## SHORT EXERCISE
Using the data below, copy every line that contains the word "JSON".

## Extracted records
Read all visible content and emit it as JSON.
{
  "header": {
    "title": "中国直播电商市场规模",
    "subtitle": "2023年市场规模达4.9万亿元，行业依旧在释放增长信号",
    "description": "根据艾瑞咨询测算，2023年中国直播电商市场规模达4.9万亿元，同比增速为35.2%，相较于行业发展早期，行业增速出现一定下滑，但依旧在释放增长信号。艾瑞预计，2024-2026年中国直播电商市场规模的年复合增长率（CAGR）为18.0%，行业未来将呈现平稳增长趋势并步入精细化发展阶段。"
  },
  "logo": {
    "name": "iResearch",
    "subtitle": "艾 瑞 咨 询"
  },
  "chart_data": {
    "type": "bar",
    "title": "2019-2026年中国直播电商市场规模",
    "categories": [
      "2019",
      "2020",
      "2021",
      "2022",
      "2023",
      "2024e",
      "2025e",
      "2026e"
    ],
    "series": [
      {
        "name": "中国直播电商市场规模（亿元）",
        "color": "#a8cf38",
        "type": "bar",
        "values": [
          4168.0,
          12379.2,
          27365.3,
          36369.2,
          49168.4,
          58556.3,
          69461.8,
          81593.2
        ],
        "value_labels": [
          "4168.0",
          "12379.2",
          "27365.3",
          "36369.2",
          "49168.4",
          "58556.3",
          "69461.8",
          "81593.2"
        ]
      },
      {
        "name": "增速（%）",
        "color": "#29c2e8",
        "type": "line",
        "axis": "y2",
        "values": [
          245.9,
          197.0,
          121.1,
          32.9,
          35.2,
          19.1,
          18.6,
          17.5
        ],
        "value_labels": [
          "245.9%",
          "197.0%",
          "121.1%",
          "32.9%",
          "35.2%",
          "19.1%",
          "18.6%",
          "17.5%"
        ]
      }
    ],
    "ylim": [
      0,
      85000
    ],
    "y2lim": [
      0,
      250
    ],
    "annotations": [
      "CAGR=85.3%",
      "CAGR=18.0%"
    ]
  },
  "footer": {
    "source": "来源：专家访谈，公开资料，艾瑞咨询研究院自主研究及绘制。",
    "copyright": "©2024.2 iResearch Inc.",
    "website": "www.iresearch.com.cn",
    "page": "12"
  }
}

...

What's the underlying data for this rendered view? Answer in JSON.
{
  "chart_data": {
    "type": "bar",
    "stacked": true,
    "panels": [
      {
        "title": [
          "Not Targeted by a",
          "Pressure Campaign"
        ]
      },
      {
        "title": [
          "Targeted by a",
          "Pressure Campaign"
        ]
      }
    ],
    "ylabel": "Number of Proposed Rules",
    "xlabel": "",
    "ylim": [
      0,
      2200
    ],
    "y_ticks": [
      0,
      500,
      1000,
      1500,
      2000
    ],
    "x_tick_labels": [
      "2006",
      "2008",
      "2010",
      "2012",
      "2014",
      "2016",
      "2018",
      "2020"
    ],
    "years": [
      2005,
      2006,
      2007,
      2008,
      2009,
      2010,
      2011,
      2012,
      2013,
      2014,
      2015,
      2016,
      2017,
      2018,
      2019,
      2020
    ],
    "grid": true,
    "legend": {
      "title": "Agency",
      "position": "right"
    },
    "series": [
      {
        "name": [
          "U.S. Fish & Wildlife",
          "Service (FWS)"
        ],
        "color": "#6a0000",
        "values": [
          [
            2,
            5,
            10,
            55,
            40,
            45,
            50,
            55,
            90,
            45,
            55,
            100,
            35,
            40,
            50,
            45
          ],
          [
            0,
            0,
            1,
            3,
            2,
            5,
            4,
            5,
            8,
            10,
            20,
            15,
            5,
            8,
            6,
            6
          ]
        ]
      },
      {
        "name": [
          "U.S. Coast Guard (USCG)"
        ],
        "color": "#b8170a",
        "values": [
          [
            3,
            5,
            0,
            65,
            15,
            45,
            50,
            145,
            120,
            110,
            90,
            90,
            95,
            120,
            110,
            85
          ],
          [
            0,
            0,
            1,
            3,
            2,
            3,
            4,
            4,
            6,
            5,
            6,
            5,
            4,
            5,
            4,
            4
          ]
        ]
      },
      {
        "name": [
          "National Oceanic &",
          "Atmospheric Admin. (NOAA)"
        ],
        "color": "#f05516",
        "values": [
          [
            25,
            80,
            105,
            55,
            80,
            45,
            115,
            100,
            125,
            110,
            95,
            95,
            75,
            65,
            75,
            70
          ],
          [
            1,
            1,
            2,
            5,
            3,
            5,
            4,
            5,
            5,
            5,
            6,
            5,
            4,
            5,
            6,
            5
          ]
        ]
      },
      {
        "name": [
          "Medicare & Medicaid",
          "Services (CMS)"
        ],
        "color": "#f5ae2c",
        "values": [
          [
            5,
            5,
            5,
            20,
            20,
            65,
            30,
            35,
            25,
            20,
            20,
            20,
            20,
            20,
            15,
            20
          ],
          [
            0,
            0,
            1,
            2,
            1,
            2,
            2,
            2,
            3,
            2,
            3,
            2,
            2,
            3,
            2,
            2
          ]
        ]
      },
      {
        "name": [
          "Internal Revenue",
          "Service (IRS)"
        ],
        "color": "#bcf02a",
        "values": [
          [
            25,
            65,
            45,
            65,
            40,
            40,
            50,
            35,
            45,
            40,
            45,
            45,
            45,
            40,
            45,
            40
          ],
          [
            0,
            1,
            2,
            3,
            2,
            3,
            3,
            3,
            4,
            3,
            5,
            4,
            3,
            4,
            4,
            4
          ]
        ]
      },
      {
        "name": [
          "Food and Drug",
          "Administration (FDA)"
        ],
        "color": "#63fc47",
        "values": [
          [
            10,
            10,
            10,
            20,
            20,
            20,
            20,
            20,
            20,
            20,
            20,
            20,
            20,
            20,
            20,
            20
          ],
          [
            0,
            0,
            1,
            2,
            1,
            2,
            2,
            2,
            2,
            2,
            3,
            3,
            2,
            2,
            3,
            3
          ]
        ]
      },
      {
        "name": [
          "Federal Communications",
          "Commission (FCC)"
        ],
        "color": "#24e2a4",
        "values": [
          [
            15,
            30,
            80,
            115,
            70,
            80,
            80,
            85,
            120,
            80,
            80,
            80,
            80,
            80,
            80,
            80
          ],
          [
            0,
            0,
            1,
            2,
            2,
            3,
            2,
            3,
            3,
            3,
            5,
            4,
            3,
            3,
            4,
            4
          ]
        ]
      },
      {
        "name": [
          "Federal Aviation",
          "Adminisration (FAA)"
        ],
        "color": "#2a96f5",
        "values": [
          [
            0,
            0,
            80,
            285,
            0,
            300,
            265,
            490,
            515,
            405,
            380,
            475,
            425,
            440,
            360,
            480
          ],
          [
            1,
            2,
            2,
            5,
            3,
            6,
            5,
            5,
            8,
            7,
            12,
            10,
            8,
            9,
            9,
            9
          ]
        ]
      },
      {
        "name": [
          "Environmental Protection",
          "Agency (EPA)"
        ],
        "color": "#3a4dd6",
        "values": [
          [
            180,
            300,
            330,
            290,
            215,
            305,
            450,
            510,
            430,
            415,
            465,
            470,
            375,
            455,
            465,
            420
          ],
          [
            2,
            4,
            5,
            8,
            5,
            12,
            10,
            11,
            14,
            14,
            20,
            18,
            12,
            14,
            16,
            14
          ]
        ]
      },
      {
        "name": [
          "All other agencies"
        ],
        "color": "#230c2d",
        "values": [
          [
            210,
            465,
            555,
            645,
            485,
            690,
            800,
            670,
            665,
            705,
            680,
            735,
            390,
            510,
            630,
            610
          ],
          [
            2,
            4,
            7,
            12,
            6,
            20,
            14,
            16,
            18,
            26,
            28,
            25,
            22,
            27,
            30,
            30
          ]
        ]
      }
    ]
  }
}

## TASK RESPONSE
Read all visible content and emit it as JSON.
What's the underlying data for this rendered view? Answer in JSON.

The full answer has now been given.